_Your task_.
Could you write out every entry exactly as it stands?

_Data to process_.
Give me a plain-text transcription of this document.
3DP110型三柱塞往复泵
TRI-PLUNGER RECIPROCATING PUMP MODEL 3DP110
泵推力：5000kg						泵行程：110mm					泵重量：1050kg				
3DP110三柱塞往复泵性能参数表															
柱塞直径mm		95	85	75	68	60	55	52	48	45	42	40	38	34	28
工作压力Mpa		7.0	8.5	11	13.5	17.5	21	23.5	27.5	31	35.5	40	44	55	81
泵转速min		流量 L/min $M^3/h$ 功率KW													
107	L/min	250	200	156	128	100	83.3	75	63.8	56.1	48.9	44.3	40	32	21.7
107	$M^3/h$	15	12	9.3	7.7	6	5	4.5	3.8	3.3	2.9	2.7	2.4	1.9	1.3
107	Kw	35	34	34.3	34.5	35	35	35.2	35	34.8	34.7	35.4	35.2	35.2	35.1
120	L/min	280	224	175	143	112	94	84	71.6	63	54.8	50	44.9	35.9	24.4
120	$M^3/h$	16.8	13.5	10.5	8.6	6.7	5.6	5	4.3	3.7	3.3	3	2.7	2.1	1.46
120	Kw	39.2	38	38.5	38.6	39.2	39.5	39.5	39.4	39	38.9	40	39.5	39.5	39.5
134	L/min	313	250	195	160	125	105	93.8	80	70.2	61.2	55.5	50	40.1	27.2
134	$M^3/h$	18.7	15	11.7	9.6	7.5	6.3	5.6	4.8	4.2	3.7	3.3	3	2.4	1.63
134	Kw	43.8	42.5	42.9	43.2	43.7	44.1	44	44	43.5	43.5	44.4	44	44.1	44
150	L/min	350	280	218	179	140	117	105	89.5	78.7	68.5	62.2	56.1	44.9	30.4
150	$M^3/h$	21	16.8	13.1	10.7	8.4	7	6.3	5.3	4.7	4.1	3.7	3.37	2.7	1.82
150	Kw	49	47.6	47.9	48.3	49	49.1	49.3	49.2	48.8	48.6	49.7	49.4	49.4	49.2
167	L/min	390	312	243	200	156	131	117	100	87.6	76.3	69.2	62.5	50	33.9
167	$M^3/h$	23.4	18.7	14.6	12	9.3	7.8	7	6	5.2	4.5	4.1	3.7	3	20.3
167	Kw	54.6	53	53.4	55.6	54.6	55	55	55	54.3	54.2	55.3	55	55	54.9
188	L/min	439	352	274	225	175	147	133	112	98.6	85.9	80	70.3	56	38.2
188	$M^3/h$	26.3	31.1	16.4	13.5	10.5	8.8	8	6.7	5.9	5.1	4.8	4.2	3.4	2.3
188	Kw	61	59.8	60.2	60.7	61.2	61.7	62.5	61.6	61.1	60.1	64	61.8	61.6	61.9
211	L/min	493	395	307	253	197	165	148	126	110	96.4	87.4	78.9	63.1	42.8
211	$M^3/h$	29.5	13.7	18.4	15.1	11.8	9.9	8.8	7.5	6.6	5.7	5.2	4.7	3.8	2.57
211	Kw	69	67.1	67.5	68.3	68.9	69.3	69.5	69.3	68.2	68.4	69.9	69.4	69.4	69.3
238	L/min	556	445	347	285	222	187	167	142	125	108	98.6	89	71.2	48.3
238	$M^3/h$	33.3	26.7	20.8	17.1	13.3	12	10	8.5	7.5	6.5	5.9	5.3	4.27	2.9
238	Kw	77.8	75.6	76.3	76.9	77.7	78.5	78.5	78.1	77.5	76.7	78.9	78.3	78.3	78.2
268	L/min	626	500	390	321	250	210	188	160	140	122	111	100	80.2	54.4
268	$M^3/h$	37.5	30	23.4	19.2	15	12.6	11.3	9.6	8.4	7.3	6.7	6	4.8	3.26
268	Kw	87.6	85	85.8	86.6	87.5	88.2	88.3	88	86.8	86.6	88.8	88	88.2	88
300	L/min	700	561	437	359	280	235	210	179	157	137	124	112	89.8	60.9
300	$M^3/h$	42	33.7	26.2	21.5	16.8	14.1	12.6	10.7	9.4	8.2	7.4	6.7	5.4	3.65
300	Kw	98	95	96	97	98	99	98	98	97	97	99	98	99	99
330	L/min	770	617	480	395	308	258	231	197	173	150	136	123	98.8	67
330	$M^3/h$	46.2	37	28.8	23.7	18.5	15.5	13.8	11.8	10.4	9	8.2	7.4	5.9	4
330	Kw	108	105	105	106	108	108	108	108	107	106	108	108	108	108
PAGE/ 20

_The solution_.
Give me a plain-text transcription of this document.
3DP110型三柱塞往复泵
TRI-PLUNGER RECIPROCATING PUMP MODEL 3DP110
泵推力：5000kg						泵行程：110mm					泵重量：1050kg				
3DP110三柱塞往复泵性能参数表															
柱塞直径mm		95	85	75	68	60	55	52	48	45	42	40	38	34	28
工作压力Mpa		7.0	8.5	11	13.5	17.5	21	23.5	27.5	31	35.5	40	44	55	81
泵转速min		流量 L/min $M^3/h$ 功率KW													
107	L/min	250	200	156	128	100	83.3	75	63.8	56.1	48.9	44.3	40	32	21.7
107	$M^3/h$	15	12	9.3	7.7	6	5	4.5	3.8	3.3	2.9	2.7	2.4	1.9	1.3
107	Kw	35	34	34.3	34.5	35	35	35.2	35	34.8	34.7	35.4	35.2	35.2	35.1
120	L/min	280	224	175	143	112	94	84	71.6	63	54.8	50	44.9	35.9	24.4
120	$M^3/h$	16.8	13.5	10.5	8.6	6.7	5.6	5	4.3	3.7	3.3	3	2.7	2.1	1.46
120	Kw	39.2	38	38.5	38.6	39.2	39.5	39.5	39.4	39	38.9	40	39.5	39.5	39.5
134	L/min	313	250	195	160	125	105	93.8	80	70.2	61.2	55.5	50	40.1	27.2
134	$M^3/h$	18.7	15	11.7	9.6	7.5	6.3	5.6	4.8	4.2	3.7	3.3	3	2.4	1.63
134	Kw	43.8	42.5	42.9	43.2	43.7	44.1	44	44	43.5	43.5	44.4	44	44.1	44
150	L/min	350	280	218	179	140	117	105	89.5	78.7	68.5	62.2	56.1	44.9	30.4
150	$M^3/h$	21	16.8	13.1	10.7	8.4	7	6.3	5.3	4.7	4.1	3.7	3.37	2.7	1.82
150	Kw	49	47.6	47.9	48.3	49	49.1	49.3	49.2	48.8	48.6	49.7	49.4	49.4	49.2
167	L/min	390	312	243	200	156	131	117	100	87.6	76.3	69.2	62.5	50	33.9
167	$M^3/h$	23.4	18.7	14.6	12	9.3	7.8	7	6	5.2	4.5	4.1	3.7	3	20.3
167	Kw	54.6	53	53.4	55.6	54.6	55	55	55	54.3	54.2	55.3	55	55	54.9
188	L/min	439	352	274	225	175	147	133	112	98.6	85.9	80	70.3	56	38.2
188	$M^3/h$	26.3	31.1	16.4	13.5	10.5	8.8	8	6.7	5.9	5.1	4.8	4.2	3.4	2.3
188	Kw	61	59.8	60.2	60.7	61.2	61.7	62.5	61.6	61.1	60.1	64	61.8	61.6	61.9
211	L/min	493	395	307	253	197	165	148	126	110	96.4	87.4	78.9	63.1	42.8
211	$M^3/h$	29.5	13.7	18.4	15.1	11.8	9.9	8.8	7.5	6.6	5.7	5.2	4.7	3.8	2.57
211	Kw	69	67.1	67.5	68.3	68.9	69.3	69.5	69.3	68.2	68.4	69.9	69.4	69.4	69.3
238	L/min	556	445	347	285	222	187	167	142	125	108	98.6	89	71.2	48.3
238	$M^3/h$	33.3	26.7	20.8	17.1	13.3	12	10	8.5	7.5	6.5	5.9	5.3	4.27	2.9
238	Kw	77.8	75.6	76.3	76.9	77.7	78.5	78.5	78.1	77.5	76.7	78.9	78.3	78.3	78.2
268	L/min	626	500	390	321	250	210	188	160	140	122	111	100	80.2	54.4
268	$M^3/h$	37.5	30	23.4	19.2	15	12.6	11.3	9.6	8.4	7.3	6.7	6	4.8	3.26
268	Kw	87.6	85	85.8	86.6	87.5	88.2	88.3	88	86.8	86.6	88.8	88	88.2	88
300	L/min	700	561	437	359	280	235	210	179	157	137	124	112	89.8	60.9
300	$M^3/h$	42	33.7	26.2	21.5	16.8	14.1	12.6	10.7	9.4	8.2	7.4	6.7	5.4	3.65
300	Kw	98	95	96	97	98	99	98	98	97	97	99	98	99	99
330	L/min	770	617	480	395	308	258	231	197	173	150	136	123	98.8	67
330	$M^3/h$	46.2	37	28.8	23.7	18.5	15.5	13.8	11.8	10.4	9	8.2	7.4	5.9	4
330	Kw	108	105	105	106	108	108	108	108	107	106	108	108	108	108
PAGE/ 20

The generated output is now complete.